(Figure record listings)
<<<<
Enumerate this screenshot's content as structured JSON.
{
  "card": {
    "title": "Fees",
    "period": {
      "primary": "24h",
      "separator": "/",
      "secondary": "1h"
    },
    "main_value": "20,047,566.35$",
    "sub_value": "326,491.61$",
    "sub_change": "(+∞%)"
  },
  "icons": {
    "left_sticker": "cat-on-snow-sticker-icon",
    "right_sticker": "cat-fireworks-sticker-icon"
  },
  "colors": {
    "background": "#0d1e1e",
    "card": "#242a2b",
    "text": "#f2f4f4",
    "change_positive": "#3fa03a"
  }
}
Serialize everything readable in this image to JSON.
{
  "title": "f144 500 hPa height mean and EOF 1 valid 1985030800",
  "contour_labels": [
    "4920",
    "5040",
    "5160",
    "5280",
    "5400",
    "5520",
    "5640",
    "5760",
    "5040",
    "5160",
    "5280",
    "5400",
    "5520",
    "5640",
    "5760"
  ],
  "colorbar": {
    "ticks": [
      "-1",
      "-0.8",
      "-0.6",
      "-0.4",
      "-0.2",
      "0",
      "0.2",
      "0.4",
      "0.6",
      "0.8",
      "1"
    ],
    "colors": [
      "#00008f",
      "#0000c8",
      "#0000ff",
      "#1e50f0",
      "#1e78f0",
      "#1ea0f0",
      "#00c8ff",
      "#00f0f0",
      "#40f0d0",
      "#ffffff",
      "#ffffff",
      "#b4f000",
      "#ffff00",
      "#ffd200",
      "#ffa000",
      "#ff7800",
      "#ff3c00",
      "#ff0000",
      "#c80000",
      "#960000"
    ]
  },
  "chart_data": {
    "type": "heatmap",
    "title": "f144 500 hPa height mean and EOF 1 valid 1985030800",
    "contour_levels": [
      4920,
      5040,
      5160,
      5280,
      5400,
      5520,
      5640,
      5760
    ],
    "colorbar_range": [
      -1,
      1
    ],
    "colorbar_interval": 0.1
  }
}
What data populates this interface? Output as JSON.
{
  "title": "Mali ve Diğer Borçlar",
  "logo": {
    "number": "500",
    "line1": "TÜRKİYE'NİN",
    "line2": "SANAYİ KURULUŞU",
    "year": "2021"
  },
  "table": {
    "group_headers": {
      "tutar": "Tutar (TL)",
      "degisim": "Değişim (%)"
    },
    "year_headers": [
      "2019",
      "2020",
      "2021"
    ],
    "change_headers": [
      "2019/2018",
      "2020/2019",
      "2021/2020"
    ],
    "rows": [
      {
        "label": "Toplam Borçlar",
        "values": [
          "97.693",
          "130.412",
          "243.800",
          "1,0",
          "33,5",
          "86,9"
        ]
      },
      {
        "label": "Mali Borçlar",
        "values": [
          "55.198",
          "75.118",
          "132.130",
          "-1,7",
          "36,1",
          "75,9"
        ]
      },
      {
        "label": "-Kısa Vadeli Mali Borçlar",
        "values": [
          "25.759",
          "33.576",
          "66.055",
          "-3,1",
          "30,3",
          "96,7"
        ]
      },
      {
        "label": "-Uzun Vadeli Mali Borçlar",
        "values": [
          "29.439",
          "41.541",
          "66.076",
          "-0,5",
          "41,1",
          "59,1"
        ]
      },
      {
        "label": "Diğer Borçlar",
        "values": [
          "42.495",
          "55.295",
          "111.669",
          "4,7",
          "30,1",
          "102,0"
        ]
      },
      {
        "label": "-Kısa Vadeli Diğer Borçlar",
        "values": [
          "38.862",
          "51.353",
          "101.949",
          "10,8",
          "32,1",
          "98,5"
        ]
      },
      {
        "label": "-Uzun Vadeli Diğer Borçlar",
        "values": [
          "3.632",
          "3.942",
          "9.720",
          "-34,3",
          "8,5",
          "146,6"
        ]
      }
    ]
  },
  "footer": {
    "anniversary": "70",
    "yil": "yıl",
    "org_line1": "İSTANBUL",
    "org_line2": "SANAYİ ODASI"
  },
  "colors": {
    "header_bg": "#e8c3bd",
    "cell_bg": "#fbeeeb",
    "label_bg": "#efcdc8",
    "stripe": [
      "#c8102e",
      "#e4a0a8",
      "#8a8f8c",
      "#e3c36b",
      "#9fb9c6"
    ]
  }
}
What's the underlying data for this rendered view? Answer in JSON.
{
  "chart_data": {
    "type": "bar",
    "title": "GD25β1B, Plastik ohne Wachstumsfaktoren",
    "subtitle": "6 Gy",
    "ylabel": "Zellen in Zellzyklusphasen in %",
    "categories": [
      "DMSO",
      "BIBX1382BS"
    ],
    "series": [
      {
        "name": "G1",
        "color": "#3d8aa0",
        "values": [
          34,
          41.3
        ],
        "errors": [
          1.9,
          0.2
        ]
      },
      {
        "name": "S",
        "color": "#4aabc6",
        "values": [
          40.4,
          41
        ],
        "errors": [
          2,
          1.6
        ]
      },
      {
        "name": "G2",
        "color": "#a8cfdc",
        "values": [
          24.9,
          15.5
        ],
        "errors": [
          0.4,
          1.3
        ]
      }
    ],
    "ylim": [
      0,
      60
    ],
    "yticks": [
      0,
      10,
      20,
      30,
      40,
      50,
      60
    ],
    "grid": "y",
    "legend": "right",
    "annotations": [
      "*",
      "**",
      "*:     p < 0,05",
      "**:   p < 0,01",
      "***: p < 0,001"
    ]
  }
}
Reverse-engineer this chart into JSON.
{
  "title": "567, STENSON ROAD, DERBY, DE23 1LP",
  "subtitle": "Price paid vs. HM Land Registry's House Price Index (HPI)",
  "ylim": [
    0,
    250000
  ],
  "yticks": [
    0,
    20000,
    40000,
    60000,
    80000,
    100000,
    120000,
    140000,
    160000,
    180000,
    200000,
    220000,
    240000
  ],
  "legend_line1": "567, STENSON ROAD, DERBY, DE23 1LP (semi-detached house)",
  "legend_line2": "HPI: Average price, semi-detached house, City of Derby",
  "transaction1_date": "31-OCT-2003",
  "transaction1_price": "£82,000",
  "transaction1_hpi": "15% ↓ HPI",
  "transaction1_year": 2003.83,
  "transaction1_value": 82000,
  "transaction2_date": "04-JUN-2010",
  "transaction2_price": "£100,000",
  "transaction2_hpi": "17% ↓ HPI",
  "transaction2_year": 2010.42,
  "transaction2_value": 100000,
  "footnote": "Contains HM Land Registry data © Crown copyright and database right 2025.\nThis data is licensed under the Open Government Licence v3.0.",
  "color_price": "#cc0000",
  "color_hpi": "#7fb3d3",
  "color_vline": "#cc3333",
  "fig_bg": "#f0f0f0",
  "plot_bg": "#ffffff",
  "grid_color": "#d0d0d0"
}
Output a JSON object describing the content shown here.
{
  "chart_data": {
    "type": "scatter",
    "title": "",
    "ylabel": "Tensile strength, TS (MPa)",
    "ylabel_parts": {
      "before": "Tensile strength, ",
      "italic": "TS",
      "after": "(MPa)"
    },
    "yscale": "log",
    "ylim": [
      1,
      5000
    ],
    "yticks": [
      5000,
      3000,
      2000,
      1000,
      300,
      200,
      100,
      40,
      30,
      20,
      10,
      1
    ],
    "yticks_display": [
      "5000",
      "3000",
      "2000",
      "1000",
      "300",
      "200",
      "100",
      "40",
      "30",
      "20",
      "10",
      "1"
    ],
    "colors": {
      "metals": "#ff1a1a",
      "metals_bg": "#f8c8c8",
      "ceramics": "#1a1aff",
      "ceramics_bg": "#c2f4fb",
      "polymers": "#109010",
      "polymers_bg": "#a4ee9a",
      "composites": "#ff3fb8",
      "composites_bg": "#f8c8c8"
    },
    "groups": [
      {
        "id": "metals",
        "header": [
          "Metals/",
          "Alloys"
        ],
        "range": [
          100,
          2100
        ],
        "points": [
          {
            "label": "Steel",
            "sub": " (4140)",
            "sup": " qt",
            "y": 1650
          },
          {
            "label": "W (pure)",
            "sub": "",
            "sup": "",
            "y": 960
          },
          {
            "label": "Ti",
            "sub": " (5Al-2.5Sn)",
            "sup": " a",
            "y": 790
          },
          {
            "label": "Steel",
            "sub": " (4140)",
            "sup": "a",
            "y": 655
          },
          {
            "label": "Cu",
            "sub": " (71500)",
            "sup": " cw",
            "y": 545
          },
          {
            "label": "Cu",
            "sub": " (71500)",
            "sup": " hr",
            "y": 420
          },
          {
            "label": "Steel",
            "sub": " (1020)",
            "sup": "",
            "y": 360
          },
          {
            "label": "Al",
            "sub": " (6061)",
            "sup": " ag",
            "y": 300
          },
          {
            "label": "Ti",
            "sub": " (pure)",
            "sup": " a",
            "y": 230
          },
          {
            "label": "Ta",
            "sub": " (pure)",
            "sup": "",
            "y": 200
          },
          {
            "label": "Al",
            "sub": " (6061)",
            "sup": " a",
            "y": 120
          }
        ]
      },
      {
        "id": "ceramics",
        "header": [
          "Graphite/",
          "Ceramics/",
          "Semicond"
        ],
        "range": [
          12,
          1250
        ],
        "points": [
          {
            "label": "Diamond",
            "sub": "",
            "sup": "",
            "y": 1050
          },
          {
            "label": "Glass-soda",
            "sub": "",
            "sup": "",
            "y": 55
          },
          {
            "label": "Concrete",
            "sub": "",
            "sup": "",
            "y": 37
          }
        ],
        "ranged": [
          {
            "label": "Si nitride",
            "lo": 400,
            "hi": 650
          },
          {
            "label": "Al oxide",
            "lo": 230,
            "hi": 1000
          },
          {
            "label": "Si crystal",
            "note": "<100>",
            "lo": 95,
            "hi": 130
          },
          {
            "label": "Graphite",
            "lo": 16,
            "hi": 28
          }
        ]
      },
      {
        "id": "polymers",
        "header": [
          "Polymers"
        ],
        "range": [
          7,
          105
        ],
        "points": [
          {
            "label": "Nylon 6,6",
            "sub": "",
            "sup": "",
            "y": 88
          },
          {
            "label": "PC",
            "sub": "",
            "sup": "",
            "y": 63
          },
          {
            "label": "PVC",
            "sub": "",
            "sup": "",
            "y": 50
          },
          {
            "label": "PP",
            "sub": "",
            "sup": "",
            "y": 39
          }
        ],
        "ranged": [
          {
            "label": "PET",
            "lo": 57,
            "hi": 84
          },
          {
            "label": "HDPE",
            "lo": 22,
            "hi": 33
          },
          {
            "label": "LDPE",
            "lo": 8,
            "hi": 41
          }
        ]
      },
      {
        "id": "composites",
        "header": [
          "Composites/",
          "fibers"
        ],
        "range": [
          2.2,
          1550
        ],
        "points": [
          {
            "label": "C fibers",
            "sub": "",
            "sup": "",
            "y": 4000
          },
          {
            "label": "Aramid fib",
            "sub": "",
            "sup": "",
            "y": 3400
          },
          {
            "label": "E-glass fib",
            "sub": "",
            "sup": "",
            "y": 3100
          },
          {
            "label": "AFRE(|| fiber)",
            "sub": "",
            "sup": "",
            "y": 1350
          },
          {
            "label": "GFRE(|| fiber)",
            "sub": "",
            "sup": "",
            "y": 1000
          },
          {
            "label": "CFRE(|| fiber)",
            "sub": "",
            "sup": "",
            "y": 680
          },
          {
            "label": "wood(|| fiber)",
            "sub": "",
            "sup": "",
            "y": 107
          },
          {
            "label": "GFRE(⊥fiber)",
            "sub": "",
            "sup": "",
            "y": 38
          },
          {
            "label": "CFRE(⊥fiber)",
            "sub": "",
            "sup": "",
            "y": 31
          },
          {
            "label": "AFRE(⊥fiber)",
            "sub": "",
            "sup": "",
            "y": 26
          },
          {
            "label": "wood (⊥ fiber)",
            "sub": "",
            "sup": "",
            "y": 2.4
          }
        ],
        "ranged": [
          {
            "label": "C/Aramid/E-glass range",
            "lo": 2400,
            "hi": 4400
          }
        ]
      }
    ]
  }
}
>>>>
=== Problem to work on ===
Return every line holding the word "content" from the records.

=== Right answer ===
Enumerate this screenshot's content as structured JSON.
Output a JSON object describing the content shown here.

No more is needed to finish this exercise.